### Passage provided
What Do We Actually Bet On As Spread Betters/Traders?
Financial Spread Betting Introduction
Financial online spreadbetting is the hottest growth sector in the UK financial industry. Not surprising considering the British infatuation with speculating (most recently in the housing market). Through online spreadbetting the retail investor has access to trade a wide range of financial instruments that were previously the domain of only institutions and large scale traders. One of the advantages of spreadbetting is its flexibility to trade multiple trading positions in many instruments from a number of countries; trading positions in stocks, bonds, indices, currencies and commodities can all be managed from one central account.
Spreadbetting – but isn’t that Gambling?
Spreadbetting is considered to be high risk and as the small print says “Spreadbetting, CFD’s and Forex are leveraged products and carry a high degree of risk to your capital and it is possible to lose more than your initial investment. Only speculate with money you can afford to lose. These products may not be suitable for all investors, therefore ensure you fully understand the risks involved, and seek independent advice if necessary.”

### Job 1
Reproduce the part of the spread betting introduction starting at "What Do We Actually" and ending at "isn’t that Gambling?".
### Job 2
Write the next part of the introduction to financial spread betting, picking up after its last sentence.

### Layout dataset entries
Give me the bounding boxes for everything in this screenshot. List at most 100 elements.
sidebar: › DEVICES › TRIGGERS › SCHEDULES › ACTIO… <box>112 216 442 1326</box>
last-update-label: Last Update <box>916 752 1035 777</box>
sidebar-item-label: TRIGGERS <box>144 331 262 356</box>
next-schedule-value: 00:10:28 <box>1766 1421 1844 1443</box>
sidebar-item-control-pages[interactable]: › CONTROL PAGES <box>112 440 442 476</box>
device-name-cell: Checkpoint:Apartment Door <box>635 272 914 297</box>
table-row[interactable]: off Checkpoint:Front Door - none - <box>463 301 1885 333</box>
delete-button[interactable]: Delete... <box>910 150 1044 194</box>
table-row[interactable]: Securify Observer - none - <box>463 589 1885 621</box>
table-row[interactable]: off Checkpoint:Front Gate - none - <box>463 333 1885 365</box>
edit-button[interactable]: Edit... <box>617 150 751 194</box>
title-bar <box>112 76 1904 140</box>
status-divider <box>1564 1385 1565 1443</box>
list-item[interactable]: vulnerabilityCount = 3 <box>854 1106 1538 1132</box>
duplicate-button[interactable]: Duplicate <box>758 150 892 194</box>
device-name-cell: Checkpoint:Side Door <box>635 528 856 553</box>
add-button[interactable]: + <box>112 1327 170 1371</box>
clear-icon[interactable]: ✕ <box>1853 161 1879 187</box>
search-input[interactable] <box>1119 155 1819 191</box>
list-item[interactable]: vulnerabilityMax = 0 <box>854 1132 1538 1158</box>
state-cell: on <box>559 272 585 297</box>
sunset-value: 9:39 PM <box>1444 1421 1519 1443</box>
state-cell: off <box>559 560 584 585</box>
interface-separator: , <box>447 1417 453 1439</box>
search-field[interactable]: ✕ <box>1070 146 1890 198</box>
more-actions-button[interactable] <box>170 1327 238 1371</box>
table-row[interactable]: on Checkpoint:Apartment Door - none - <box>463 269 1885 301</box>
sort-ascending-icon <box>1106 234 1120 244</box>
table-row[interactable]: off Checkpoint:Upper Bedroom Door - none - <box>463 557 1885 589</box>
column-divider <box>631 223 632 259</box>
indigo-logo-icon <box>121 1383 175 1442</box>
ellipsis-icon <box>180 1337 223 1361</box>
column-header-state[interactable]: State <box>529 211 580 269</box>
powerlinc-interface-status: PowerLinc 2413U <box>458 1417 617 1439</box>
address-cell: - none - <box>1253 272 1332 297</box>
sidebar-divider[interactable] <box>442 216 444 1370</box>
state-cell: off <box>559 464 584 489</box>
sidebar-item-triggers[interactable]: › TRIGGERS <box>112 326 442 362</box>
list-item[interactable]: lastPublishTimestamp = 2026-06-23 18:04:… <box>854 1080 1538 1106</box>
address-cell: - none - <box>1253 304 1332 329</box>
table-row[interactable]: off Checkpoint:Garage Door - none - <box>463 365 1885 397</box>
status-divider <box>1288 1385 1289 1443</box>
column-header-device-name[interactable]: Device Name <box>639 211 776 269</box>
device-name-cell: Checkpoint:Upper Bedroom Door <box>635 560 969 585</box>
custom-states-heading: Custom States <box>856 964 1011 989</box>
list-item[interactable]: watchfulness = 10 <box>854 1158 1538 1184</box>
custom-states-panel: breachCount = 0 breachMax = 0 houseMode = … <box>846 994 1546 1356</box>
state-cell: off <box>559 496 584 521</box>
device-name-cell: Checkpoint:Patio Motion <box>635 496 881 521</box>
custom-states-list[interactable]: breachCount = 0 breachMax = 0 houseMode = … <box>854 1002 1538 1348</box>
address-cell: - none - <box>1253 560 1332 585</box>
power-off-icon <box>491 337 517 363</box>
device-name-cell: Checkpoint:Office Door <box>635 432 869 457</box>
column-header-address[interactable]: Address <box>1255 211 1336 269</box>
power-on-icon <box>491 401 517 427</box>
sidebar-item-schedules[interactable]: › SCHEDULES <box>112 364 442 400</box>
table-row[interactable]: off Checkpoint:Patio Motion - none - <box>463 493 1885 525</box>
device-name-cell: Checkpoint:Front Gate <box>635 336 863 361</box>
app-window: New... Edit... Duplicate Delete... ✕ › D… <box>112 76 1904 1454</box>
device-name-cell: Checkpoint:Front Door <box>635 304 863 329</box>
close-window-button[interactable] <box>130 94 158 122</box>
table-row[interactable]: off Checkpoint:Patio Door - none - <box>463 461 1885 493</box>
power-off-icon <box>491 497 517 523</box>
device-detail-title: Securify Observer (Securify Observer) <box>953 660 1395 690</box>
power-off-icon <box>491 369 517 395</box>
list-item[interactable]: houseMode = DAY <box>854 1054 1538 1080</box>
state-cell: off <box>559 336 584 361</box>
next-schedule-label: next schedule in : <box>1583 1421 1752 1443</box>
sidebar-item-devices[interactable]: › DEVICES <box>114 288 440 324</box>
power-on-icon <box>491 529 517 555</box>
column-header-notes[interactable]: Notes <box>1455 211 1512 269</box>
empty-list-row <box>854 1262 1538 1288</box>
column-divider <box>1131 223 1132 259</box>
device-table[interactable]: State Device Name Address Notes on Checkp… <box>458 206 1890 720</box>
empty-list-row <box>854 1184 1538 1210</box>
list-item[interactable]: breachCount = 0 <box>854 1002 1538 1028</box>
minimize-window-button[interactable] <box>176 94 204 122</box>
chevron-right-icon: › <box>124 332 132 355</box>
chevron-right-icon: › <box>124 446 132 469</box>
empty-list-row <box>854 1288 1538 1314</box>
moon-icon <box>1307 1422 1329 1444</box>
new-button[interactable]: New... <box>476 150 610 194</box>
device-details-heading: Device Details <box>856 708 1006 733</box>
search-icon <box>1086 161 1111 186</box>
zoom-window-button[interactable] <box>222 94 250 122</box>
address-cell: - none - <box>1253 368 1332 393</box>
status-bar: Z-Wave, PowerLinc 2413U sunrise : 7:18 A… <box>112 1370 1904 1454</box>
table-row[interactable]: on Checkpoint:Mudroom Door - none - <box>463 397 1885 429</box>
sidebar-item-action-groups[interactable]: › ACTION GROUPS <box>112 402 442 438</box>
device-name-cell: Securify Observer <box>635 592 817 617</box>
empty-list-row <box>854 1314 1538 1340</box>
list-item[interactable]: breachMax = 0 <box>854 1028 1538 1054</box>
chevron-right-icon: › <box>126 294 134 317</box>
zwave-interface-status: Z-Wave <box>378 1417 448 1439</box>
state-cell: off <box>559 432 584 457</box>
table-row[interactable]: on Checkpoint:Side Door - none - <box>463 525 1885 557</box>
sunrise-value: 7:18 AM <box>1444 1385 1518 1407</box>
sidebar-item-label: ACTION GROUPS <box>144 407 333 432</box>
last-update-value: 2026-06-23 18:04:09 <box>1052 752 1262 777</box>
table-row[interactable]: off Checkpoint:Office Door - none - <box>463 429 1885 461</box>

### Response 1
What Do We Actually Bet On As Spread Betters/Traders?
Financial Spread Betting Introduction
Financial online spreadbetting is the hottest growth sector in the UK financial industry. Not surprising considering the British infatuation with speculating (most recently in the housing market). Through online spreadbetting the retail investor has access to trade a wide range of financial instruments that were previously the domain of only institutions and large scale traders. One of the advantages of spreadbetting is its flexibility to trade multiple trading positions in many instruments from a number of countries; trading positions in stocks, bonds, indices, currencies and commodities can all be managed from one central account.
Spreadbetting – but isn’t that Gambling?

### Response 2
This is true, if you haven’t opened a spreadbet account yet please take my word for it. But besides the warning above, investing, trading or speculating in anything can be dangerous if you don’t know what you are doing. It is no more dangerous to spreadbet as a “short term trader” and monitor your positions closely than to blindly hold stocks for “the long run” as encouraged by institutions the worldover.
Trading in general, and especially highly leveraged products like spreadbetting are all about understanding risk and how to manage it. Get this part sorted out and online spreadbetting is not the nail biting experience its portrayed to be.
Many spreadbetters (including myself) bemoan the term “spreadbetting”. They cite this particularly useful form of trading as a legitimate trading tool with little in common with reckless gambling.
Not so, thinks the UK Government who actually classify it as betting. Semantics aside, being lumped under the same tax status as gambling does have its advantages, no stamp duty to pay and no capital gains tax. Even if you make a fortune overnight! And so professional spreadbetters throughout the UK are probably willing to put up with this public perception if it means more trading profits for them.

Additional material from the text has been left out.